[Start of INPUT RECORDS]

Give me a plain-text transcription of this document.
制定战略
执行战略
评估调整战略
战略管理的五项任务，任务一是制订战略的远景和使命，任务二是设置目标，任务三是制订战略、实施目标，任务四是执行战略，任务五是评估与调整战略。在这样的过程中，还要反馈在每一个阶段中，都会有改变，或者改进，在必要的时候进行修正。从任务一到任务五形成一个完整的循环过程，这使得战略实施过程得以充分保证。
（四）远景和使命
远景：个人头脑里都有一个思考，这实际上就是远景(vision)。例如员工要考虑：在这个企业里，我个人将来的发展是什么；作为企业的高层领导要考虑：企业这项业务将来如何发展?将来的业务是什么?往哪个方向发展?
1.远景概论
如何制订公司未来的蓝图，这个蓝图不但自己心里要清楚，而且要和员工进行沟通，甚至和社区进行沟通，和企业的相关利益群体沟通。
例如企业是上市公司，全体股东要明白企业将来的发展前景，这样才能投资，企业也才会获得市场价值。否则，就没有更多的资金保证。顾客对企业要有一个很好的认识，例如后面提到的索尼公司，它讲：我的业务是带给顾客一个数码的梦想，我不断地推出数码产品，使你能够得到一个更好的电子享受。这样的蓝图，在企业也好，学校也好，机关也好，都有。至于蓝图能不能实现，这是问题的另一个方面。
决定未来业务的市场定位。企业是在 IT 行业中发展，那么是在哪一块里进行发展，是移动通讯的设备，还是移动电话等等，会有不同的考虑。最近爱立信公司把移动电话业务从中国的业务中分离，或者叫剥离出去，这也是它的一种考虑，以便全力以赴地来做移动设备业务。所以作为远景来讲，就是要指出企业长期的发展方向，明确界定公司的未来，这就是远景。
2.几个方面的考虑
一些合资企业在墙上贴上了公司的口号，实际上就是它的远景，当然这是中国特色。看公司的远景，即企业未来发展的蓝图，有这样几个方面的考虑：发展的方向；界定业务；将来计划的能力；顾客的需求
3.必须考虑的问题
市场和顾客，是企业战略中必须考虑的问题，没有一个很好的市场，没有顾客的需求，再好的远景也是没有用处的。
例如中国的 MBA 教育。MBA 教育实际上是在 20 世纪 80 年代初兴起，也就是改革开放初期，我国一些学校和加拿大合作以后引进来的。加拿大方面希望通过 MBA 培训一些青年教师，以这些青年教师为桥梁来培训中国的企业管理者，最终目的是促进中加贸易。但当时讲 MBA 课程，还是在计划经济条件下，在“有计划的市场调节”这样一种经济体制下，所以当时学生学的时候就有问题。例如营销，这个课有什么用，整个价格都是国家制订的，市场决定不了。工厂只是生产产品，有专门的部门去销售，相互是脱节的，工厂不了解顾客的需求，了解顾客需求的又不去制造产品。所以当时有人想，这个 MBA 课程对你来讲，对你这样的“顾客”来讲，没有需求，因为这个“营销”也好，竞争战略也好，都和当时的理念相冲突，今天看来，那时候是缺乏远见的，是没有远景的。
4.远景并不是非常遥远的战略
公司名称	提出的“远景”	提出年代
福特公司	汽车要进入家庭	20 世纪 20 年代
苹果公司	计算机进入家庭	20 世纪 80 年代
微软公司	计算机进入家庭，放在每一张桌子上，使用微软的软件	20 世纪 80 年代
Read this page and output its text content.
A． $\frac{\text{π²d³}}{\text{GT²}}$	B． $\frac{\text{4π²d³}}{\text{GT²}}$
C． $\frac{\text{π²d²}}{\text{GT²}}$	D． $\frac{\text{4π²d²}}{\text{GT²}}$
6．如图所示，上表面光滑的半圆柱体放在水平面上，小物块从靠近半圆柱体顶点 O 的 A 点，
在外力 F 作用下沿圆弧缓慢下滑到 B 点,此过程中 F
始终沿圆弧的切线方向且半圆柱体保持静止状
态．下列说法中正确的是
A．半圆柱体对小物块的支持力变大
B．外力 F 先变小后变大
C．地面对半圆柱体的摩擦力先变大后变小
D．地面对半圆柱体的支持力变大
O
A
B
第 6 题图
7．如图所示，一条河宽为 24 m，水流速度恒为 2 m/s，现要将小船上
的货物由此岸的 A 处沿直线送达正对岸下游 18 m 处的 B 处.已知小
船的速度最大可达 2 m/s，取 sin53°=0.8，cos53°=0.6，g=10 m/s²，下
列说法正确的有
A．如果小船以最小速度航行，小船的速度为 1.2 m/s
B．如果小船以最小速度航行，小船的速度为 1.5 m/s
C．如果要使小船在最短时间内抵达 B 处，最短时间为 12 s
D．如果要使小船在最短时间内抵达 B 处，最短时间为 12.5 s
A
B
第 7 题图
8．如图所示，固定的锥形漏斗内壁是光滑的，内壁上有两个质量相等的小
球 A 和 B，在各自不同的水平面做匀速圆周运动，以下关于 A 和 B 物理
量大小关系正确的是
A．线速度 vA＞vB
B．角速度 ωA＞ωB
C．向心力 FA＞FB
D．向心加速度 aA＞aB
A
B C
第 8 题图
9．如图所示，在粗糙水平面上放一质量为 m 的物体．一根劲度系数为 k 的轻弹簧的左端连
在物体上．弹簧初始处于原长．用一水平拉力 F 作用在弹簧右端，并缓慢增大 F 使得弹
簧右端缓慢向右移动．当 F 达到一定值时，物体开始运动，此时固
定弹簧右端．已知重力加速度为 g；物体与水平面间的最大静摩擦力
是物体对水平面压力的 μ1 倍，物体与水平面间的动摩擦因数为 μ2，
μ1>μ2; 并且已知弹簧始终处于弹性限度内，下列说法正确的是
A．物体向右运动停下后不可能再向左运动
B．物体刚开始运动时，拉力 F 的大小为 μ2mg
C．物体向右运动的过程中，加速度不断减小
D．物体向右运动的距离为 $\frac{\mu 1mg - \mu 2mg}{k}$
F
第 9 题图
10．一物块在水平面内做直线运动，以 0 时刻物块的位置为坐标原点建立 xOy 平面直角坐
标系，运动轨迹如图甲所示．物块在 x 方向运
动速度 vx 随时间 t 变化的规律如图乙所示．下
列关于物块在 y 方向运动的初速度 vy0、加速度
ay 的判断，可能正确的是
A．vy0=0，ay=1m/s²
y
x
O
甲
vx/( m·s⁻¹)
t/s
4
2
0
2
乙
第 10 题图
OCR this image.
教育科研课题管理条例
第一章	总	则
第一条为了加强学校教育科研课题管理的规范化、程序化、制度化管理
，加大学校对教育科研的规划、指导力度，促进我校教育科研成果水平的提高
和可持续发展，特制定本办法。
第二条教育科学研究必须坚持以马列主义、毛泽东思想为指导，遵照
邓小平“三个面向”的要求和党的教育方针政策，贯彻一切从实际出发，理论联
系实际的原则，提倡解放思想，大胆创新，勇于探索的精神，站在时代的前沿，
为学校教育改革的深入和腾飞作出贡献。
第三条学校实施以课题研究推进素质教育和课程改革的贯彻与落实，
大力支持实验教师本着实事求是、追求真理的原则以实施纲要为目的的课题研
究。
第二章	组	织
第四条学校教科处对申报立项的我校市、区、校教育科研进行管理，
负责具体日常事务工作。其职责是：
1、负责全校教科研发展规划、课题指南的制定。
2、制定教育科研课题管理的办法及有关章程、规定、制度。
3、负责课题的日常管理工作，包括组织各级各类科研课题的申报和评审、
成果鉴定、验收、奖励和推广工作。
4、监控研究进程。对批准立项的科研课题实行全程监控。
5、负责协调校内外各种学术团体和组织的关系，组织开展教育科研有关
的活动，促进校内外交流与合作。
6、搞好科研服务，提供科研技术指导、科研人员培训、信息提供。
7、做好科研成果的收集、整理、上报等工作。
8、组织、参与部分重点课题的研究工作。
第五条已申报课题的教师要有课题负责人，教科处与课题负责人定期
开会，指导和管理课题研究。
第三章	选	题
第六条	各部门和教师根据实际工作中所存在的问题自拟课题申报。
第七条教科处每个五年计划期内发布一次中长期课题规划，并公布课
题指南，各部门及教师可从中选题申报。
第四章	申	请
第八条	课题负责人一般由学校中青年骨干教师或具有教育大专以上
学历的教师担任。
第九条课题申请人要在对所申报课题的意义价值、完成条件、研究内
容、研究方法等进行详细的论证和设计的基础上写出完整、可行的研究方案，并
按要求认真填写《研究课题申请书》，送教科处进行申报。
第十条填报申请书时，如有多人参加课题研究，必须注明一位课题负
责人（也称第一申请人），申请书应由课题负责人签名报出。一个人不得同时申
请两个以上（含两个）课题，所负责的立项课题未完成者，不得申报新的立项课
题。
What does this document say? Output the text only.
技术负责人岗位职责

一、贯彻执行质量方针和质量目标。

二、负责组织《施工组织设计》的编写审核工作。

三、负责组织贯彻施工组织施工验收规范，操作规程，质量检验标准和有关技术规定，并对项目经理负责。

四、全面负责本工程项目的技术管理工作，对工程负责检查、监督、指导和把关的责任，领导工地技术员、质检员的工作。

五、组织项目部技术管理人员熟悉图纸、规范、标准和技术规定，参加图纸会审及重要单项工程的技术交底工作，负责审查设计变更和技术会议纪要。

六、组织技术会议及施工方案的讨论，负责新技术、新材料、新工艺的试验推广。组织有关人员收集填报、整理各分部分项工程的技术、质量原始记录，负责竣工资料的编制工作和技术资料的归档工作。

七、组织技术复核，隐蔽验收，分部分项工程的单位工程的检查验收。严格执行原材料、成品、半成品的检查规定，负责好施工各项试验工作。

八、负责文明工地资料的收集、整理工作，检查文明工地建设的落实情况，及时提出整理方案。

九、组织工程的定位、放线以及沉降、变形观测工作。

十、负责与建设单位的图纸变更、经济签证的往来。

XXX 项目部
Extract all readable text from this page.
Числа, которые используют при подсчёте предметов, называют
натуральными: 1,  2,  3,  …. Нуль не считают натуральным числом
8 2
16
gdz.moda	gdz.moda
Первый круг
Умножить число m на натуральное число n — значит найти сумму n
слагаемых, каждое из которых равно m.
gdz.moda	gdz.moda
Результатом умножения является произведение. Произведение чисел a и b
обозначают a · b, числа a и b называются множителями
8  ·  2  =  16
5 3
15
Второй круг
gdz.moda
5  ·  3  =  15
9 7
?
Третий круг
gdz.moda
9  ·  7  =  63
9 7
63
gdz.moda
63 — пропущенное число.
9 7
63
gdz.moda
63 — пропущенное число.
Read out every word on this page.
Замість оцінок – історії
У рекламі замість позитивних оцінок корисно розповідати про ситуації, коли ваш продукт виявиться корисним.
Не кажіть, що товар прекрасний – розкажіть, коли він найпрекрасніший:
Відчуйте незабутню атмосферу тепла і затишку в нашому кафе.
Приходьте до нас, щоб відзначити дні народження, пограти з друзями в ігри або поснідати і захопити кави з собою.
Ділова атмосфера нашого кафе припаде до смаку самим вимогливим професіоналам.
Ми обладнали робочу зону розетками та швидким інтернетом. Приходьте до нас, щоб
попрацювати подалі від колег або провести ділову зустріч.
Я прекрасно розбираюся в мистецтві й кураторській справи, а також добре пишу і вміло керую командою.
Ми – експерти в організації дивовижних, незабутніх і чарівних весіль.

[End of INPUT RECORDS]

→ **CHALLENGE**
Search the data for the word "如图所示" and copy each line where it appears.

→ **FULL ANSWER**
6．如图所示，上表面光滑的半圆柱体放在水平面上，小物块从靠近半圆柱体顶点 O 的 A 点，
7．如图所示，一条河宽为 24 m，水流速度恒为 2 m/s，现要将小船上
8．如图所示，固定的锥形漏斗内壁是光滑的，内壁上有两个质量相等的小
9．如图所示，在粗糙水平面上放一质量为 m 的物体．一根劲度系数为 k 的轻弹簧的左端连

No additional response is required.